─── EXCERPTED DATA ───

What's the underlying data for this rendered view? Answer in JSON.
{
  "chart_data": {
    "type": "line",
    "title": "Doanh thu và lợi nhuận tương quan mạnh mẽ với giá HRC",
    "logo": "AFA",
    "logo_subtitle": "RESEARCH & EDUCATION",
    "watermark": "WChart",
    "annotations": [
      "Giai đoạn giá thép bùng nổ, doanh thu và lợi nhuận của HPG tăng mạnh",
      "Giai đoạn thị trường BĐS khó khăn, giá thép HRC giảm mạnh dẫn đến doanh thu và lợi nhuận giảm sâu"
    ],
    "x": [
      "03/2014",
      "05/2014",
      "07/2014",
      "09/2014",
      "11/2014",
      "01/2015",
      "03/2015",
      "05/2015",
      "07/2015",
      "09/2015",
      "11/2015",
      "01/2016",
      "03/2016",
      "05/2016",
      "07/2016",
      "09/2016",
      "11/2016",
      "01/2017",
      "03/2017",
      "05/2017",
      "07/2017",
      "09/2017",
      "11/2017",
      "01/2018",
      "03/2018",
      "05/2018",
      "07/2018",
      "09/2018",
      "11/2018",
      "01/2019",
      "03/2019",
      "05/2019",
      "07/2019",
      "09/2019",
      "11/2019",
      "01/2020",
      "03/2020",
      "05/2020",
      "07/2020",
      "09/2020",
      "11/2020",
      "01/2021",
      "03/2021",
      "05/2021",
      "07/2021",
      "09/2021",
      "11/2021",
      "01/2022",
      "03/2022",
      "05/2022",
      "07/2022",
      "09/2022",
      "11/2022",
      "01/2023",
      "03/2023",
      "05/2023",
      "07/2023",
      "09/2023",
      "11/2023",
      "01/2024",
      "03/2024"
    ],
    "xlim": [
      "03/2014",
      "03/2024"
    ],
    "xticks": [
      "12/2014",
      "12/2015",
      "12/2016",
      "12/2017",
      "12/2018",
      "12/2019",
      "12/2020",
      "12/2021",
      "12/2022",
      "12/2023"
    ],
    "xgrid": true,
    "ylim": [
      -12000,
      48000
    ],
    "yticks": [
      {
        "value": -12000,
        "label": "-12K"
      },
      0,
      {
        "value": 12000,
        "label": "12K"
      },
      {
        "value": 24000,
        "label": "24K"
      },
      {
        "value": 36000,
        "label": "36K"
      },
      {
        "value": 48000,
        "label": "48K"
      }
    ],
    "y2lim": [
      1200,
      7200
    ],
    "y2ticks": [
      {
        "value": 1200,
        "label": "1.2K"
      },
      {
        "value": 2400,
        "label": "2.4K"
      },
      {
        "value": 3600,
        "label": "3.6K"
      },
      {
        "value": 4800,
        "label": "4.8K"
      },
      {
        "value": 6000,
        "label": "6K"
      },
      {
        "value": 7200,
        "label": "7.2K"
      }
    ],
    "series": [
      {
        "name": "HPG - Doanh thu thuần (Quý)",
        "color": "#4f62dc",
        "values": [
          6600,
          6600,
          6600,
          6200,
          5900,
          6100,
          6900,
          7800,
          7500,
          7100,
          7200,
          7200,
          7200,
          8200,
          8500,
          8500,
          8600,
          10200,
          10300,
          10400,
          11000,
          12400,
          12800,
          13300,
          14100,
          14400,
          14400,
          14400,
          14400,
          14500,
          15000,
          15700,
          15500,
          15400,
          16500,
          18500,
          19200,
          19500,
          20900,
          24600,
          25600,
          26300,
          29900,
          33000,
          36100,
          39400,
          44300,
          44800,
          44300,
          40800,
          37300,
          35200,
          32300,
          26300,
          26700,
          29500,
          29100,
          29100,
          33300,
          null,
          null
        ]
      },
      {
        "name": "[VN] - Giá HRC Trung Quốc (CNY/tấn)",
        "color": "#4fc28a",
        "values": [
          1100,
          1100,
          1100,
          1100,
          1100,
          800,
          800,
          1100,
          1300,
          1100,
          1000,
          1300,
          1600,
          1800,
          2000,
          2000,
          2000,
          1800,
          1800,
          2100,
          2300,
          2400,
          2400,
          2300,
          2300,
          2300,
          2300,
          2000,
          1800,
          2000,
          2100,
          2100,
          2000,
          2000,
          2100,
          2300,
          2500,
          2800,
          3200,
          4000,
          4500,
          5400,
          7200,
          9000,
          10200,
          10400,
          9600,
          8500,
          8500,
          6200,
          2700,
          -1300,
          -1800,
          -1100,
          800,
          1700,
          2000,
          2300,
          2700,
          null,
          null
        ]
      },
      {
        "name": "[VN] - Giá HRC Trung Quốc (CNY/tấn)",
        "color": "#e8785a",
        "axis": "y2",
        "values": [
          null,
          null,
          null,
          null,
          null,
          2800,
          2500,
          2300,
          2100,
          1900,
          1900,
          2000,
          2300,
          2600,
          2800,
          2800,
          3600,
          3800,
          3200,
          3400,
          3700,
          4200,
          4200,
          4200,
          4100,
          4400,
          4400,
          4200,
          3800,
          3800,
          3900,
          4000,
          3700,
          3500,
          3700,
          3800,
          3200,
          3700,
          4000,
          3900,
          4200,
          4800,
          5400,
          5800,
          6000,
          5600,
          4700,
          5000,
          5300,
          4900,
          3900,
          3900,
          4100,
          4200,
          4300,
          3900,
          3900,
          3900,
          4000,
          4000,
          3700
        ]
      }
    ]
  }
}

───

__DIRECTION__
Copy out all of the lines above exactly.

__RESPONSE__
What's the underlying data for this rendered view? Answer in JSON.
{
  "chart_data": {
    "type": "line",
    "title": "Doanh thu và lợi nhuận tương quan mạnh mẽ với giá HRC",
    "logo": "AFA",
    "logo_subtitle": "RESEARCH & EDUCATION",
    "watermark": "WChart",
    "annotations": [
      "Giai đoạn giá thép bùng nổ, doanh thu và lợi nhuận của HPG tăng mạnh",
      "Giai đoạn thị trường BĐS khó khăn, giá thép HRC giảm mạnh dẫn đến doanh thu và lợi nhuận giảm sâu"
    ],
    "x": [
      "03/2014",
      "05/2014",
      "07/2014",
      "09/2014",
      "11/2014",
      "01/2015",
      "03/2015",
      "05/2015",
      "07/2015",
      "09/2015",
      "11/2015",
      "01/2016",
      "03/2016",
      "05/2016",
      "07/2016",
      "09/2016",
      "11/2016",
      "01/2017",
      "03/2017",
      "05/2017",
      "07/2017",
      "09/2017",
      "11/2017",
      "01/2018",
      "03/2018",
      "05/2018",
      "07/2018",
      "09/2018",
      "11/2018",
      "01/2019",
      "03/2019",
      "05/2019",
      "07/2019",
      "09/2019",
      "11/2019",
      "01/2020",
      "03/2020",
      "05/2020",
      "07/2020",
      "09/2020",
      "11/2020",
      "01/2021",
      "03/2021",
      "05/2021",
      "07/2021",
      "09/2021",
      "11/2021",
      "01/2022",
      "03/2022",
      "05/2022",
      "07/2022",
      "09/2022",
      "11/2022",
      "01/2023",
      "03/2023",
      "05/2023",
      "07/2023",
      "09/2023",
      "11/2023",
      "01/2024",
      "03/2024"
    ],
    "xlim": [
      "03/2014",
      "03/2024"
    ],
    "xticks": [
      "12/2014",
      "12/2015",
      "12/2016",
      "12/2017",
      "12/2018",
      "12/2019",
      "12/2020",
      "12/2021",
      "12/2022",
      "12/2023"
    ],
    "xgrid": true,
    "ylim": [
      -12000,
      48000
    ],
    "yticks": [
      {
        "value": -12000,
        "label": "-12K"
      },
      0,
      {
        "value": 12000,
        "label": "12K"
      },
      {
        "value": 24000,
        "label": "24K"
      },
      {
        "value": 36000,
        "label": "36K"
      },
      {
        "value": 48000,
        "label": "48K"
      }
    ],
    "y2lim": [
      1200,
      7200
    ],
    "y2ticks": [
      {
        "value": 1200,
        "label": "1.2K"
      },
      {
        "value": 2400,
        "label": "2.4K"
      },
      {
        "value": 3600,
        "label": "3.6K"
      },
      {
        "value": 4800,
        "label": "4.8K"
      },
      {
        "value": 6000,
        "label": "6K"
      },
      {
        "value": 7200,
        "label": "7.2K"
      }
    ],
    "series": [
      {
        "name": "HPG - Doanh thu thuần (Quý)",
        "color": "#4f62dc",
        "values": [
          6600,
          6600,
          6600,
          6200,
          5900,
          6100,
          6900,
          7800,
          7500,
          7100,
          7200,
          7200,
          7200,
          8200,
          8500,
          8500,
          8600,
          10200,
          10300,
          10400,
          11000,
          12400,
          12800,
          13300,
          14100,
          14400,
          14400,
          14400,
          14400,
          14500,
          15000,
          15700,
          15500,
          15400,
          16500,
          18500,
          19200,
          19500,
          20900,
          24600,
          25600,
          26300,
          29900,
          33000,
          36100,
          39400,
          44300,
          44800,
          44300,
          40800,
          37300,
          35200,
          32300,
          26300,
          26700,
          29500,
          29100,
          29100,
          33300,
          null,
          null
        ]
      },
      {
        "name": "[VN] - Giá HRC Trung Quốc (CNY/tấn)",
        "color": "#4fc28a",
        "values": [
          1100,
          1100,
          1100,
          1100,
          1100,
          800,
          800,
          1100,
          1300,
          1100,
          1000,
          1300,
          1600,
          1800,
          2000,
          2000,
          2000,
          1800,
          1800,
          2100,
          2300,
          2400,
          2400,
          2300,
          2300,
          2300,
          2300,
          2000,
          1800,
          2000,
          2100,
          2100,
          2000,
          2000,
          2100,
          2300,
          2500,
          2800,
          3200,
          4000,
          4500,
          5400,
          7200,
          9000,
          10200,
          10400,
          9600,
          8500,
          8500,
          6200,
          2700,
          -1300,
          -1800,
          -1100,
          800,
          1700,
          2000,
          2300,
          2700,
          null,
          null
        ]
      },
      {
        "name": "[VN] - Giá HRC Trung Quốc (CNY/tấn)",
        "color": "#e8785a",
        "axis": "y2",
        "values": [
          null,
          null,
          null,
          null,
          null,
          2800,
          2500,
          2300,
          2100,
          1900,
          1900,
          2000,
          2300,
          2600,
          2800,
          2800,
          3600,
          3800,
          3200,
          3400,
          3700,
          4200,
          4200,
          4200,
          4100,
          4400,
          4400,
          4200,
          3800,
          3800,
          3900,
          4000,
          3700,
          3500,
          3700,
          3800,
          3200,
          3700,
          4000,
          3900,
          4200,
          4800,
          5400,
          5800,
          6000,
          5600,
          4700,
          5000,
          5300,
          4900,
          3900,
          3900,
          4100,
          4200,
          4300,
          3900,
          3900,
          3900,
          4000,
          4000,
          3700
        ]
      }
    ]
  }
}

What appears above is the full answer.